* start *

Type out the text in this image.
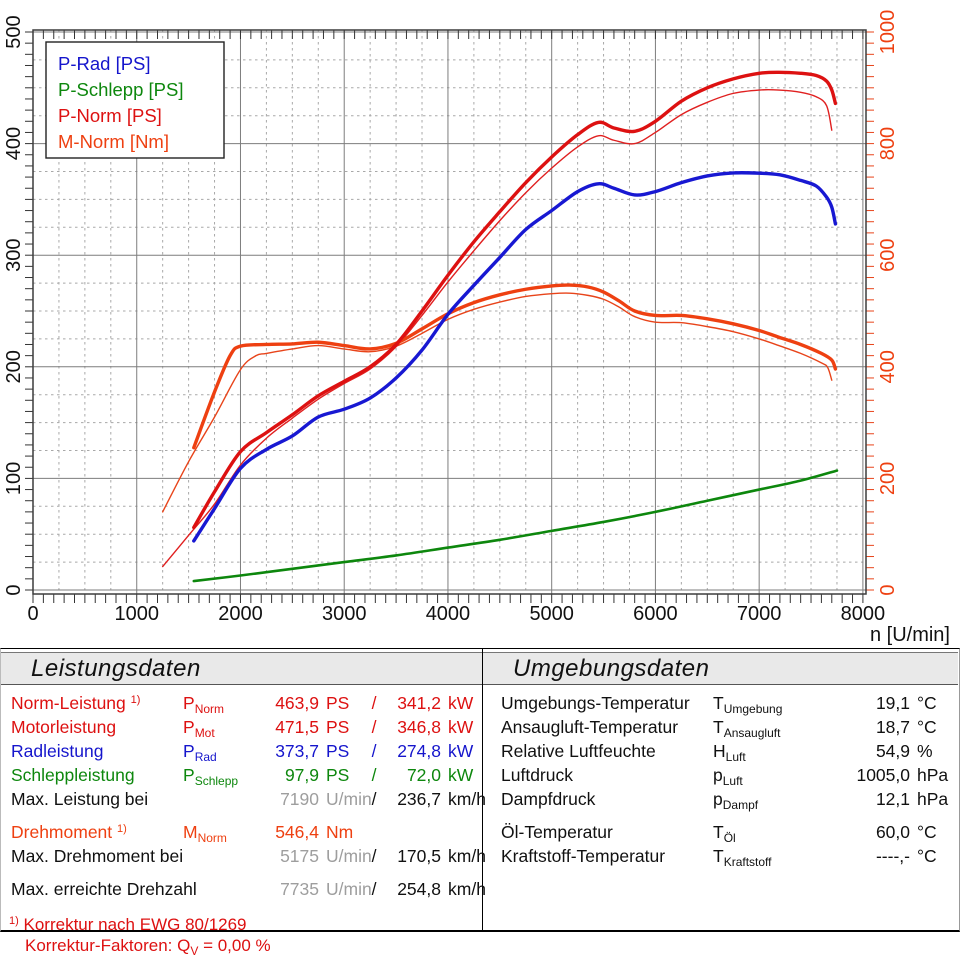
0	1000	2000	3000	4000	5000	6000	7000	8000
0
100
200
300
400
500
0
200
400
600
800
1000
n [U/min]
P-Rad [PS]
P-Schlepp [PS]
P-Norm [PS]
M-Norm [Nm]
Leistungsdaten
Norm-Leistung $^{1)}$	$P_{Norm}$	463,9 PS	/	341,2 kW
Motorleistung	$P_{Mot}$	471,5 PS	/	346,8 kW
Radleistung	$P_{Rad}$	373,7 PS	/	274,8 kW
Schleppleistung	$P_{Schlepp}$	97,9 PS	/	72,0 kW
Max. Leistung bei	7190 U/min /	236,7 km/h
Drehmoment $^{1)}$	$M_{Norm}$	546,4 Nm
Max. Drehmoment bei	5175 U/min /	170,5 km/h
Max. erreichte Drehzahl	7735 U/min /	254,8 km/h
$^{1)}$ Korrektur nach EWG 80/1269
Korrektur-Faktoren: $Q_V = 0,00$ %
Umgebungsdaten
Umgebungs-Temperatur	$T_{Umgebung}$	19,1 °C
Ansaugluft-Temperatur	$T_{Ansaugluft}$	18,7 °C
Relative Luftfeuchte	$H_{Luft}$	54,9 %
Luftdruck	$p_{Luft}$	1005,0 hPa
Dampfdruck	$p_{Dampf}$	12,1 hPa
Öl-Temperatur	$T_{Öl}$	60,0 °C
Kraftstoff-Temperatur	$T_{Kraftstoff}$	----,- °C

* end *

• Objective:
Print the listing above in full, exactly as written. Omit any pictures.

• Exercise response:
Type out the text in this image.
0	1000	2000	3000	4000	5000	6000	7000	8000
0
100
200
300
400
500
0
200
400
600
800
1000
n [U/min]
P-Rad [PS]
P-Schlepp [PS]
P-Norm [PS]
M-Norm [Nm]
Leistungsdaten
Norm-Leistung $^{1)}$	$P_{Norm}$	463,9 PS	/	341,2 kW
Motorleistung	$P_{Mot}$	471,5 PS	/	346,8 kW
Radleistung	$P_{Rad}$	373,7 PS	/	274,8 kW
Schleppleistung	$P_{Schlepp}$	97,9 PS	/	72,0 kW
Max. Leistung bei	7190 U/min /	236,7 km/h
Drehmoment $^{1)}$	$M_{Norm}$	546,4 Nm
Max. Drehmoment bei	5175 U/min /	170,5 km/h
Max. erreichte Drehzahl	7735 U/min /	254,8 km/h
$^{1)}$ Korrektur nach EWG 80/1269
Korrektur-Faktoren: $Q_V = 0,00$ %
Umgebungsdaten
Umgebungs-Temperatur	$T_{Umgebung}$	19,1 °C
Ansaugluft-Temperatur	$T_{Ansaugluft}$	18,7 °C
Relative Luftfeuchte	$H_{Luft}$	54,9 %
Luftdruck	$p_{Luft}$	1005,0 hPa
Dampfdruck	$p_{Dampf}$	12,1 hPa
Öl-Temperatur	$T_{Öl}$	60,0 °C
Kraftstoff-Temperatur	$T_{Kraftstoff}$	----,- °C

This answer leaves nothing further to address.